• 简短任务 1:
把下面这份讲数三角形题目的页面文本从头到尾原样照抄一遍。

• 页面文本:
「Uva11401」数三角形
Problem
Description
You are given n rods of length 1, 2, . . . , n. You have to pick any 3 of them and build a triangle. How many distinct triangles can you make? Note that, two triangles will be considered different if they have at least 1 pair of arms with different length.
Input
The input for each case will have only a single positive integer n (3 ≤ n ≤ 1000000). The end of ### Input
will be indicated by a case with n < 3. This case should not be processed.
Output
For each test case, print the number of distinct triangles you can make.
Sample Input
5
8
0
Sample Output
3
22
Solution
思路
显然对于每一个三角形,设其三边为\(x,y,z(最长边)\),则有\(x+y>z\),\(x-y<z\),所以\(z-y<x<z\).
然后y的取值范围为1~n-1,那么此时可以得到,当y=1时,x无解;当y=2时,x有1个解;当y=z-1时,x有z-2个解
所以递推式就很容易求
Code
#include<stdio.h>
#include<stdlib.h>
#include<string.h>
#include<math.h>
#include<iostream>
#include<algorithm>
#include<queue>
#define ll long long
#define re register
using namespace std;
inline int gi(){
int f=1,sum=0;char ch=getchar();
while(ch>'9' || ch<'0'){if(ch=='-')f=-1;ch=getchar();}
while(ch>='0' && ch<='9'){sum=sum*10+ch-'0';ch=getchar();}
return f*sum;
}
ll f[1000010];
int main(){
int j,k,n,m;
f[3]=0;
for(ll i=4;i<=1000000;i++)
f[i]=f[i-1]+((i-1)*(i-2)/2-(i-1)/2)/2;
while(scanf("%d",&n)==1 && n>=3)
printf("%lld\n",f[n]);
return 0;
}

• 数据记录:
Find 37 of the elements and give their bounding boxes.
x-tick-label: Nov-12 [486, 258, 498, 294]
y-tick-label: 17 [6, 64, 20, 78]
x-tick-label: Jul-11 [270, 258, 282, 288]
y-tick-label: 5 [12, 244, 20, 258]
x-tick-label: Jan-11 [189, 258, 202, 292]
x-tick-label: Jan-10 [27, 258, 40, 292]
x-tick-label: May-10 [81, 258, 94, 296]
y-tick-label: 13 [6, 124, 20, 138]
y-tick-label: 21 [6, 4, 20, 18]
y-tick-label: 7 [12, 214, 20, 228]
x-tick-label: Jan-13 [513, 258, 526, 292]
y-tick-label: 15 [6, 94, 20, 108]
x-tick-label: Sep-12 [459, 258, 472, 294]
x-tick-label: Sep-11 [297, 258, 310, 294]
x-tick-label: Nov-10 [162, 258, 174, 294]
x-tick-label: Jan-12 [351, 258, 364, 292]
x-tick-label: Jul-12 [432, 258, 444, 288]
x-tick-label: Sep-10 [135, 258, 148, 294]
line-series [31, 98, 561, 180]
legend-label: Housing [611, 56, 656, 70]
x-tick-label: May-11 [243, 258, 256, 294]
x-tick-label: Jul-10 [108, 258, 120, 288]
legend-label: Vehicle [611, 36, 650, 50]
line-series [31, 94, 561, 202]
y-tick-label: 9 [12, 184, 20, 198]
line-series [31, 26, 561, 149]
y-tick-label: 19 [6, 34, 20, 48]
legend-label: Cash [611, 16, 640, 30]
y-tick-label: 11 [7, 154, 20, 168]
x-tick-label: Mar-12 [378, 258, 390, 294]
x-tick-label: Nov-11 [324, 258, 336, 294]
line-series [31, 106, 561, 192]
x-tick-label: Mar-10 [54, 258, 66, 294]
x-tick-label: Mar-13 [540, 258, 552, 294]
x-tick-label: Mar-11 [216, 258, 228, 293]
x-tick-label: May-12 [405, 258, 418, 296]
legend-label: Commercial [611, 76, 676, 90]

• 简短任务 2:
把上面记录里从第一行起到含有“legend-label: Cash [611, 16, 640, 30]”的那一行为止的这一段原样写下来，首尾两行都算在内。

• 完整解答 1:
「Uva11401」数三角形
Problem
Description
You are given n rods of length 1, 2, . . . , n. You have to pick any 3 of them and build a triangle. How many distinct triangles can you make? Note that, two triangles will be considered different if they have at least 1 pair of arms with different length.
Input
The input for each case will have only a single positive integer n (3 ≤ n ≤ 1000000). The end of ### Input
will be indicated by a case with n < 3. This case should not be processed.
Output
For each test case, print the number of distinct triangles you can make.
Sample Input
5
8
0
Sample Output
3
22
Solution
思路
显然对于每一个三角形,设其三边为\(x,y,z(最长边)\),则有\(x+y>z\),\(x-y<z\),所以\(z-y<x<z\).
然后y的取值范围为1~n-1,那么此时可以得到,当y=1时,x无解;当y=2时,x有1个解;当y=z-1时,x有z-2个解
所以递推式就很容易求
Code
#include<stdio.h>
#include<stdlib.h>
#include<string.h>
#include<math.h>
#include<iostream>
#include<algorithm>
#include<queue>
#define ll long long
#define re register
using namespace std;
inline int gi(){
int f=1,sum=0;char ch=getchar();
while(ch>'9' || ch<'0'){if(ch=='-')f=-1;ch=getchar();}
while(ch>='0' && ch<='9'){sum=sum*10+ch-'0';ch=getchar();}
return f*sum;
}
ll f[1000010];
int main(){
int j,k,n,m;
f[3]=0;
for(ll i=4;i<=1000000;i++)
f[i]=f[i-1]+((i-1)*(i-2)/2-(i-1)/2)/2;
while(scanf("%d",&n)==1 && n>=3)
printf("%lld\n",f[n]);
return 0;
}

• 完整解答 2:
Find 37 of the elements and give their bounding boxes.
x-tick-label: Nov-12 [486, 258, 498, 294]
y-tick-label: 17 [6, 64, 20, 78]
x-tick-label: Jul-11 [270, 258, 282, 288]
y-tick-label: 5 [12, 244, 20, 258]
x-tick-label: Jan-11 [189, 258, 202, 292]
x-tick-label: Jan-10 [27, 258, 40, 292]
x-tick-label: May-10 [81, 258, 94, 296]
y-tick-label: 13 [6, 124, 20, 138]
y-tick-label: 21 [6, 4, 20, 18]
y-tick-label: 7 [12, 214, 20, 228]
x-tick-label: Jan-13 [513, 258, 526, 292]
y-tick-label: 15 [6, 94, 20, 108]
x-tick-label: Sep-12 [459, 258, 472, 294]
x-tick-label: Sep-11 [297, 258, 310, 294]
x-tick-label: Nov-10 [162, 258, 174, 294]
x-tick-label: Jan-12 [351, 258, 364, 292]
x-tick-label: Jul-12 [432, 258, 444, 288]
x-tick-label: Sep-10 [135, 258, 148, 294]
line-series [31, 98, 561, 180]
legend-label: Housing [611, 56, 656, 70]
x-tick-label: May-11 [243, 258, 256, 294]
x-tick-label: Jul-10 [108, 258, 120, 288]
legend-label: Vehicle [611, 36, 650, 50]
line-series [31, 94, 561, 202]
y-tick-label: 9 [12, 184, 20, 198]
line-series [31, 26, 561, 149]
y-tick-label: 19 [6, 34, 20, 48]
legend-label: Cash [611, 16, 640, 30]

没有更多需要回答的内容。